** Source text **

-- Opening Marker --

On October 13, 1812, the Americans crossed the Niagara River and landed near Queenston. Laura and her five children took shelter in a farmhouse about a mile inland, while James mustered with the militia. During the ensuing Battle of Queenston Heights, James was shot twice, once in the shoulder and once in the knee. When the guns fell silent, Laura cautiously returned to the village to discover that American soldiers had ransacked her house. She received word that James had been wounded and headed for the battlefield. With the help of a "gentleman" Laura brought James to their home and treated his injuries. Once James was well enough to be moved, Laura took her husband and children to St. Davids where they spent the winter living with James's relatives.

-- Closing Marker --

** Work instructions **
(1) Write out the stretch of the Queenston Heights passage from "On October 13, 1812, the" through "with James's relatives.".
(2) Extend the passage about Laura and James during the Battle of Queenston Heights, picking up after its last sentence.

** Information supplied **

-- Opening Marker --

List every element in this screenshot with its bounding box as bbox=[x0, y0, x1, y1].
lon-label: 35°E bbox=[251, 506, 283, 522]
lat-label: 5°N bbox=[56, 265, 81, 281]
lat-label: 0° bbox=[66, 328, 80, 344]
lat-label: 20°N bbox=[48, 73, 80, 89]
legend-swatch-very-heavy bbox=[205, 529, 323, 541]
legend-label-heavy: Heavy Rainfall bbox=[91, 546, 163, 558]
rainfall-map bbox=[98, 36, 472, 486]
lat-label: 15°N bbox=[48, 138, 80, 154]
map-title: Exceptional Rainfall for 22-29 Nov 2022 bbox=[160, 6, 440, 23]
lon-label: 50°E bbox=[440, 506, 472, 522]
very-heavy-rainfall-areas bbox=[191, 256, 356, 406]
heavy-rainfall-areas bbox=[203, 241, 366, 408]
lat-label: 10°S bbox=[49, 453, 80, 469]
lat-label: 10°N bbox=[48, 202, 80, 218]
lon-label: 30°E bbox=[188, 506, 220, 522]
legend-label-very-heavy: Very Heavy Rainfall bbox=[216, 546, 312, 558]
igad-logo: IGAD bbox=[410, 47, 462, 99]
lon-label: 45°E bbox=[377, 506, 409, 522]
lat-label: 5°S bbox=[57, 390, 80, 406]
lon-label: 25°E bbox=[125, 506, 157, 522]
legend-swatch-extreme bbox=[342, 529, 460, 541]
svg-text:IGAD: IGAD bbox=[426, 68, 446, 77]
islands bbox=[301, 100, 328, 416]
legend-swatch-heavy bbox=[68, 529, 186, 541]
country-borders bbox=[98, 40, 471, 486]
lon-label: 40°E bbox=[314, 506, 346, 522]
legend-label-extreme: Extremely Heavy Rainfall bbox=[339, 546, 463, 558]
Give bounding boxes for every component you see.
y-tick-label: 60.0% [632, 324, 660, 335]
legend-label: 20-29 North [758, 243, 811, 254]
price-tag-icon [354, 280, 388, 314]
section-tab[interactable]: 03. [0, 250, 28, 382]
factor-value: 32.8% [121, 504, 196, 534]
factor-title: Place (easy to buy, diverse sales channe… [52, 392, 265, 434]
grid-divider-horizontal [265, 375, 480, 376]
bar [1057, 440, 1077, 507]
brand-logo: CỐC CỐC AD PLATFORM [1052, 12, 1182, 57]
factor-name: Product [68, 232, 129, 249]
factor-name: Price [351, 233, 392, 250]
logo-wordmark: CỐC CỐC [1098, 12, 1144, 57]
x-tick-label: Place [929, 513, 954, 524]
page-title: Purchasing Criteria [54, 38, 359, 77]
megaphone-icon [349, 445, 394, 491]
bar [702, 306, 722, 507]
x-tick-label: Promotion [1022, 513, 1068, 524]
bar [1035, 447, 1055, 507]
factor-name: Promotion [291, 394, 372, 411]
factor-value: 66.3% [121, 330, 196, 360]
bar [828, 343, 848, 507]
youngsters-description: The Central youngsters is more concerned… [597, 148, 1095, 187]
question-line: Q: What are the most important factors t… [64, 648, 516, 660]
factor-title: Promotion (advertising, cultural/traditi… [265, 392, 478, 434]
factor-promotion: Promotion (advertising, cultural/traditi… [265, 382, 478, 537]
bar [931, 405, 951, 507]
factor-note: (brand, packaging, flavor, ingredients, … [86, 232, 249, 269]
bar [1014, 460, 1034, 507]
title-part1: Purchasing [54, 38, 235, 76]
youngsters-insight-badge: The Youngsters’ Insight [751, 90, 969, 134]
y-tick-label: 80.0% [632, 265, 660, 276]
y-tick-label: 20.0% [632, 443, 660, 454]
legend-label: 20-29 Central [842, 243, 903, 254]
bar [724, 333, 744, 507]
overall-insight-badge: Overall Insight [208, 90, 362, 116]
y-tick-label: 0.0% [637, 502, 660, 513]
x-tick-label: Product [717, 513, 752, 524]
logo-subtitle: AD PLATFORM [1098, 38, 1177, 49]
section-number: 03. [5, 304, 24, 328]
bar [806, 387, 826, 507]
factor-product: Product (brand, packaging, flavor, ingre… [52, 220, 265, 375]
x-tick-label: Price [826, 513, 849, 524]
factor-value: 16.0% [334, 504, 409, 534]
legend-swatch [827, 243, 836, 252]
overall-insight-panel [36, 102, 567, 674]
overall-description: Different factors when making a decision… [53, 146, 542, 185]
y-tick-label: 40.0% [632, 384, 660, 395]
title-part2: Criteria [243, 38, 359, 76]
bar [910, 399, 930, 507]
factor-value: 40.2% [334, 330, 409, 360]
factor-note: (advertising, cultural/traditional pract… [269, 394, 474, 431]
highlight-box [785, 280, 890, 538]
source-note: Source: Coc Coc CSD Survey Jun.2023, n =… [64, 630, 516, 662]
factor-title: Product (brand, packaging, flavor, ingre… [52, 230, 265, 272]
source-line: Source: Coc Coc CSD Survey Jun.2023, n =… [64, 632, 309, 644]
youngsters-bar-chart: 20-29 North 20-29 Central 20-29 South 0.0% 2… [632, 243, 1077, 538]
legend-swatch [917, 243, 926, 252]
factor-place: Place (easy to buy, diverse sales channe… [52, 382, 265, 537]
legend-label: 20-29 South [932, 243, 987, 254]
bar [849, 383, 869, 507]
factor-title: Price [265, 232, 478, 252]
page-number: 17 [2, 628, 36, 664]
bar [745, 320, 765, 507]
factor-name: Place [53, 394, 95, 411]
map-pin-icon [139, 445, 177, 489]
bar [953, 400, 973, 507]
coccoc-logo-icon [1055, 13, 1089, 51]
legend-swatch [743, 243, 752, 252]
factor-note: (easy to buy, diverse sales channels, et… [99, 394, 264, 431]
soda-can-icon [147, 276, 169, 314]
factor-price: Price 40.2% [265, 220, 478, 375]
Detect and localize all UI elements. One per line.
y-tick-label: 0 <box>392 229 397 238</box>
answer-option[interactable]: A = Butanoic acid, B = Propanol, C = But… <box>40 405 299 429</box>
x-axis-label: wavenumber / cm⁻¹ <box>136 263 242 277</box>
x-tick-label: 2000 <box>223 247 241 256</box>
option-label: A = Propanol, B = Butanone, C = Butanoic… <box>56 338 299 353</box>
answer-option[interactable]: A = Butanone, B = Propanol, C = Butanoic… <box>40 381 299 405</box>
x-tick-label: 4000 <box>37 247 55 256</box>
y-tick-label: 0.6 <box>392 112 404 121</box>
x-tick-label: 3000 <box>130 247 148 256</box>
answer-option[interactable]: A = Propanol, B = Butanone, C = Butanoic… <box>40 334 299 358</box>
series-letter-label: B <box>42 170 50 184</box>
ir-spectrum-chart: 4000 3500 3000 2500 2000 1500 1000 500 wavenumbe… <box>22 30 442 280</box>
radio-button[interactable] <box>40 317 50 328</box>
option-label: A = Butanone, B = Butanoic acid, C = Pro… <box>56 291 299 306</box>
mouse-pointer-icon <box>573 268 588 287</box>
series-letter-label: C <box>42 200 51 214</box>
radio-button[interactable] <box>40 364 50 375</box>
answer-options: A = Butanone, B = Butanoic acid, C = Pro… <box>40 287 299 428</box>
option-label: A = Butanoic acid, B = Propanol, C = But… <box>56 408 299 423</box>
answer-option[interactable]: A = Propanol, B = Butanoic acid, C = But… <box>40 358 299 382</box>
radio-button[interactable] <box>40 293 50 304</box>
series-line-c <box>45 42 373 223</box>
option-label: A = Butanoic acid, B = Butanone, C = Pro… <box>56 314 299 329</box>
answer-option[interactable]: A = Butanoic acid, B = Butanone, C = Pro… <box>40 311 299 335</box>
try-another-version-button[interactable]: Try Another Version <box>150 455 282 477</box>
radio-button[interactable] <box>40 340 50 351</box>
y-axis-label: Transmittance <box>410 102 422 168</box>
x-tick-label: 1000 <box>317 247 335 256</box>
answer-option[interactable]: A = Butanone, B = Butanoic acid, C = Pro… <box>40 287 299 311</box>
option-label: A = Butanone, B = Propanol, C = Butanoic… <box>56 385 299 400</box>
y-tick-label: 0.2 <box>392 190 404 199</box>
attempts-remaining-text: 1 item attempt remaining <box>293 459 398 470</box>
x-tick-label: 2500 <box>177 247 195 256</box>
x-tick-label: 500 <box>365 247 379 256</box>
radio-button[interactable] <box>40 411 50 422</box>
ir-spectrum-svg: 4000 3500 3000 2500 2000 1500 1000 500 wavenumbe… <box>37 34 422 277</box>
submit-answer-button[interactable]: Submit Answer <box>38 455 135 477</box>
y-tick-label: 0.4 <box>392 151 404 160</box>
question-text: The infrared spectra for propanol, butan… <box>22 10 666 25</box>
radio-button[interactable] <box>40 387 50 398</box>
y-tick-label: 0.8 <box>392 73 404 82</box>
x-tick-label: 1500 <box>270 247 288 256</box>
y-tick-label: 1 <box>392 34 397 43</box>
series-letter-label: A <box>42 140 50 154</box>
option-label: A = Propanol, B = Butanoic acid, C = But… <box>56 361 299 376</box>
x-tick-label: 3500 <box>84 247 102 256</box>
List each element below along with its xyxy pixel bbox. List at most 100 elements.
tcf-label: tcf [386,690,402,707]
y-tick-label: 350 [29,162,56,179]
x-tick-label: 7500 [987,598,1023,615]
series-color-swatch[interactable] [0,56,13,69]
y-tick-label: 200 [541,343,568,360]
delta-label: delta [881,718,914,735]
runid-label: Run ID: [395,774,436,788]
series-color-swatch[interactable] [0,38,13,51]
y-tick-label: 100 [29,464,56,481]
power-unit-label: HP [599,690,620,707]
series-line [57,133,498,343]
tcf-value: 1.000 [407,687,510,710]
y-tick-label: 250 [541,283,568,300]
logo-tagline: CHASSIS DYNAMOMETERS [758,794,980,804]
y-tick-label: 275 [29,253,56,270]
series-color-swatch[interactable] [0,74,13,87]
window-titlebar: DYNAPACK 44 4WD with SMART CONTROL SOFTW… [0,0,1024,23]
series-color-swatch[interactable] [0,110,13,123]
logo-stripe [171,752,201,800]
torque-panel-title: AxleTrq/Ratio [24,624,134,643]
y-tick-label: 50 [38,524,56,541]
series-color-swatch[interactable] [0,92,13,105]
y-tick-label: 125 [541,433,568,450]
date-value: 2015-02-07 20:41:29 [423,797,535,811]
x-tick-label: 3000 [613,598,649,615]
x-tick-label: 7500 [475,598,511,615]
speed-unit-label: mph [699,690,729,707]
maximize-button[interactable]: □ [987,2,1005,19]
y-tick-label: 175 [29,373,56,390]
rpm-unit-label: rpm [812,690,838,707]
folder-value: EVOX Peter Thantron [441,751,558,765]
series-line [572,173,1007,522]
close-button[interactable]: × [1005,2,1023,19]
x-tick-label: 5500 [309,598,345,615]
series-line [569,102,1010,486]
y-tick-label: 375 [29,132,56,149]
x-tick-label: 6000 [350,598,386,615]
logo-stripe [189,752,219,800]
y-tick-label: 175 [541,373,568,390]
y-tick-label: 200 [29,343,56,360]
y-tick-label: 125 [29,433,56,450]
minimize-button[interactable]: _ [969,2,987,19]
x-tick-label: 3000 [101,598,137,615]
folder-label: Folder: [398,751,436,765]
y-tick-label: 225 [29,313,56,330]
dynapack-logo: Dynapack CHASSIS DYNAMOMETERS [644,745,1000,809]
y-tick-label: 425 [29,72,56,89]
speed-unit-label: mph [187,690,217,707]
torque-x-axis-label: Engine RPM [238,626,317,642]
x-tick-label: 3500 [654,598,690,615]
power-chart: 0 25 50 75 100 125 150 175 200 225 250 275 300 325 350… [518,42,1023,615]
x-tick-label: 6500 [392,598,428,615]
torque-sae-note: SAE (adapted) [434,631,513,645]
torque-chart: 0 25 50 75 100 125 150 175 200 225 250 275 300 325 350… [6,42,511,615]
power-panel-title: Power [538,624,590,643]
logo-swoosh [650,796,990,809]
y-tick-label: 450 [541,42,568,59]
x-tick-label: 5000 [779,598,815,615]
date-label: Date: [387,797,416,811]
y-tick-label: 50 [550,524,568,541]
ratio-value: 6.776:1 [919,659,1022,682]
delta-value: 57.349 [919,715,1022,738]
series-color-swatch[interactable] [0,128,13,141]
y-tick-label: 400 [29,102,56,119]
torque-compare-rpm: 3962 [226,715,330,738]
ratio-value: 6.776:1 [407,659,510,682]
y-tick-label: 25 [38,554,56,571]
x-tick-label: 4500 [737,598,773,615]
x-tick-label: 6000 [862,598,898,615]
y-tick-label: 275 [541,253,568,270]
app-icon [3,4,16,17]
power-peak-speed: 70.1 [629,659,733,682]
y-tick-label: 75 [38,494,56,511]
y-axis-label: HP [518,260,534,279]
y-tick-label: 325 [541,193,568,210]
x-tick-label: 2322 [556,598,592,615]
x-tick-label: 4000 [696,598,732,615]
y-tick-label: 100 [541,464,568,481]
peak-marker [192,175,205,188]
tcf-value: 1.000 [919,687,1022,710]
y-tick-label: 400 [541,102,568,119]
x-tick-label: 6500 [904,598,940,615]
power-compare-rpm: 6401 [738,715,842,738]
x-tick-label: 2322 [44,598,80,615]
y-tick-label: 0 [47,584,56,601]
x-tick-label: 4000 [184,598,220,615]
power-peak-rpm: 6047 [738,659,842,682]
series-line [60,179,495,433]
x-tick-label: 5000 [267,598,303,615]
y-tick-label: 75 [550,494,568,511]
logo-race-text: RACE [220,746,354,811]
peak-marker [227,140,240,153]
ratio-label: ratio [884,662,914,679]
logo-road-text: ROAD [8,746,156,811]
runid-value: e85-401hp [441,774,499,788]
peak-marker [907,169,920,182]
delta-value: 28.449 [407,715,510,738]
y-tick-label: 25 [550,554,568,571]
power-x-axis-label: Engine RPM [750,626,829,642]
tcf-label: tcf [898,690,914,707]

-- Closing Marker --

** Answer section **
(1)
On October 13, 1812, the Americans crossed the Niagara River and landed near Queenston. Laura and her five children took shelter in a farmhouse about a mile inland, while James mustered with the militia. During the ensuing Battle of Queenston Heights, James was shot twice, once in the shoulder and once in the knee. When the guns fell silent, Laura cautiously returned to the village to discover that American soldiers had ransacked her house. She received word that James had been wounded and headed for the battlefield. With the help of a "gentleman" Laura brought James to their home and treated his injuries. Once James was well enough to be moved, Laura took her husband and children to St. Davids where they spent the winter living with James's relatives.

(2)
An early biographer of Laura Secord, Emma A. Currie, claimed that James helped carry Major General Isaac Brock's body off the battlefield, however, this unlikely story does not appear in later biographies. Currie also related a story, attributed to James and Laura's grandson, that Laura encountered three American soldiers intending to club her wounded husband to death with their muskets. An American officer, Captain John E. Wool intervened, sent the three back across the river under guard, and ordered his men to carry James to his house in Queenston. This story has been discounted by later biographers as the Americans had surrendered hours before James was found.

In May 1813, the Americans invaded again and for the next seven months occupied the west side of the Niagara River. James and Laura were forced to billet several American officers in their home. In the evening of June 21, either James or Laura overheard the officers discussing a planned attack on a British outpost commanded by Lieutenant James FitzGibbon. The next morning, Laura set out a 20 mi walk to warn the British. Two days later a large contingent of American soldiers commanded by Lieutenant Colonel Charles G. Boerstler were ambushed and defeated at the Battle of Beaver Dams by a force of Mohawk from Kahnawake and the Grand River, along with FitzGibbon's detachment of the 49th Regiment. Roughly 475 American soldiers were taken prisoner including their wounded commander.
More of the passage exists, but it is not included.